(WHAT THE TASK ASKS)
Can you transcribe every record below exactly as it appears?
— start of ROWS —
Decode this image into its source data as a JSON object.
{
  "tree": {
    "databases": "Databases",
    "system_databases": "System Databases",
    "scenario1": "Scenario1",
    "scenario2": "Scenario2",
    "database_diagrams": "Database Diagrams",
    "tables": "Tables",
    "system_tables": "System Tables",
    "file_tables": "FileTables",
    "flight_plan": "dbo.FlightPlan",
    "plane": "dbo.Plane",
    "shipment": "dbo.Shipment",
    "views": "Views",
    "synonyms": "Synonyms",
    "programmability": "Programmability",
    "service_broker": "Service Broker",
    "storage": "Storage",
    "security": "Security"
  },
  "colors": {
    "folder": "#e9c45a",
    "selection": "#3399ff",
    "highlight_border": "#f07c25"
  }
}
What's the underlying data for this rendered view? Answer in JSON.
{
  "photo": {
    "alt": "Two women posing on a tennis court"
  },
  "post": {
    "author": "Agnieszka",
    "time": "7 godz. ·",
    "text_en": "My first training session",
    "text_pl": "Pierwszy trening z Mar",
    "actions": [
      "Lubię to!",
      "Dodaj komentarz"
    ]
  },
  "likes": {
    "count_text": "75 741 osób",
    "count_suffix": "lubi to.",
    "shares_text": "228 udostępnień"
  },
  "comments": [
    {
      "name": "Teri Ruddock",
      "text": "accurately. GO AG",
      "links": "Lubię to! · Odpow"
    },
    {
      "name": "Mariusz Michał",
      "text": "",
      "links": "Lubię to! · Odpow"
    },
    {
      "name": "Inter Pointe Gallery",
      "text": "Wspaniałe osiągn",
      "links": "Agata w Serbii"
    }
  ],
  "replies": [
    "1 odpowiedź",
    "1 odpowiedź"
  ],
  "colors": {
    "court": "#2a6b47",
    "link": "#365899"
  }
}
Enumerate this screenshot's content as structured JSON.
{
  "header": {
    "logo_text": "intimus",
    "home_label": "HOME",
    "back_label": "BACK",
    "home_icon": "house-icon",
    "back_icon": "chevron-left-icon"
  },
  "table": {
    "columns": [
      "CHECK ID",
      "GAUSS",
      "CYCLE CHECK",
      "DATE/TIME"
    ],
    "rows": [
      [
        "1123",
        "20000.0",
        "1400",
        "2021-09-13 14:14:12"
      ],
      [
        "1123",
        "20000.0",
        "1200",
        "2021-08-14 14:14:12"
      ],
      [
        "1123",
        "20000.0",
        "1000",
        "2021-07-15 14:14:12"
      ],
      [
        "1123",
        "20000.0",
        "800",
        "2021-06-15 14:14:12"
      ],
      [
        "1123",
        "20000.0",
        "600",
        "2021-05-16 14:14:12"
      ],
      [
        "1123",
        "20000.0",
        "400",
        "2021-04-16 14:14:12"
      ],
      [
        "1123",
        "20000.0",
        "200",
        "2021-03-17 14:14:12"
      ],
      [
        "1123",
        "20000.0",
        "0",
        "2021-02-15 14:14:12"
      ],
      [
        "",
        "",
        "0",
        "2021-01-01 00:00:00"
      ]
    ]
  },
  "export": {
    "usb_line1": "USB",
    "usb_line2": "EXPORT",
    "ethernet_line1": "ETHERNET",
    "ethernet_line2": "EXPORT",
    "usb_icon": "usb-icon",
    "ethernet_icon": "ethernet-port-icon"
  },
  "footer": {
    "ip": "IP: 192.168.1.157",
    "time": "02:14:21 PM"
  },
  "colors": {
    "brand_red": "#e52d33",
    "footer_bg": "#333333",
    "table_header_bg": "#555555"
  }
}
— end of ROWS —
(EXERCISE RESULT)
Decode this image into its source data as a JSON object.
{
  "tree": {
    "databases": "Databases",
    "system_databases": "System Databases",
    "scenario1": "Scenario1",
    "scenario2": "Scenario2",
    "database_diagrams": "Database Diagrams",
    "tables": "Tables",
    "system_tables": "System Tables",
    "file_tables": "FileTables",
    "flight_plan": "dbo.FlightPlan",
    "plane": "dbo.Plane",
    "shipment": "dbo.Shipment",
    "views": "Views",
    "synonyms": "Synonyms",
    "programmability": "Programmability",
    "service_broker": "Service Broker",
    "storage": "Storage",
    "security": "Security"
  },
  "colors": {
    "folder": "#e9c45a",
    "selection": "#3399ff",
    "highlight_border": "#f07c25"
  }
}
What's the underlying data for this rendered view? Answer in JSON.
{
  "photo": {
    "alt": "Two women posing on a tennis court"
  },
  "post": {
    "author": "Agnieszka",
    "time": "7 godz. ·",
    "text_en": "My first training session",
    "text_pl": "Pierwszy trening z Mar",
    "actions": [
      "Lubię to!",
      "Dodaj komentarz"
    ]
  },
  "likes": {
    "count_text": "75 741 osób",
    "count_suffix": "lubi to.",
    "shares_text": "228 udostępnień"
  },
  "comments": [
    {
      "name": "Teri Ruddock",
      "text": "accurately. GO AG",
      "links": "Lubię to! · Odpow"
    },
    {
      "name": "Mariusz Michał",
      "text": "",
      "links": "Lubię to! · Odpow"
    },
    {
      "name": "Inter Pointe Gallery",
      "text": "Wspaniałe osiągn",
      "links": "Agata w Serbii"
    }
  ],
  "replies": [
    "1 odpowiedź",
    "1 odpowiedź"
  ],
  "colors": {
    "court": "#2a6b47",
    "link": "#365899"
  }
}
Enumerate this screenshot's content as structured JSON.
{
  "header": {
    "logo_text": "intimus",
    "home_label": "HOME",
    "back_label": "BACK",
    "home_icon": "house-icon",
    "back_icon": "chevron-left-icon"
  },
  "table": {
    "columns": [
      "CHECK ID",
      "GAUSS",
      "CYCLE CHECK",
      "DATE/TIME"
    ],
    "rows": [
      [
        "1123",
        "20000.0",
        "1400",
        "2021-09-13 14:14:12"
      ],
      [
        "1123",
        "20000.0",
        "1200",
        "2021-08-14 14:14:12"
      ],
      [
        "1123",
        "20000.0",
        "1000",
        "2021-07-15 14:14:12"
      ],
      [
        "1123",
        "20000.0",
        "800",
        "2021-06-15 14:14:12"
      ],
      [
        "1123",
        "20000.0",
        "600",
        "2021-05-16 14:14:12"
      ],
      [
        "1123",
        "20000.0",
        "400",
        "2021-04-16 14:14:12"
      ],
      [
        "1123",
        "20000.0",
        "200",
        "2021-03-17 14:14:12"
      ],
      [
        "1123",
        "20000.0",
        "0",
        "2021-02-15 14:14:12"
      ],
      [
        "",
        "",
        "0",
        "2021-01-01 00:00:00"
      ]
    ]
  },
  "export": {
    "usb_line1": "USB",
    "usb_line2": "EXPORT",
    "ethernet_line1": "ETHERNET",
    "ethernet_line2": "EXPORT",
    "usb_icon": "usb-icon",
    "ethernet_icon": "ethernet-port-icon"
  },
  "footer": {
    "ip": "IP: 192.168.1.157",
    "time": "02:14:21 PM"
  },
  "colors": {
    "brand_red": "#e52d33",
    "footer_bg": "#333333",
    "table_header_bg": "#555555"
  }
}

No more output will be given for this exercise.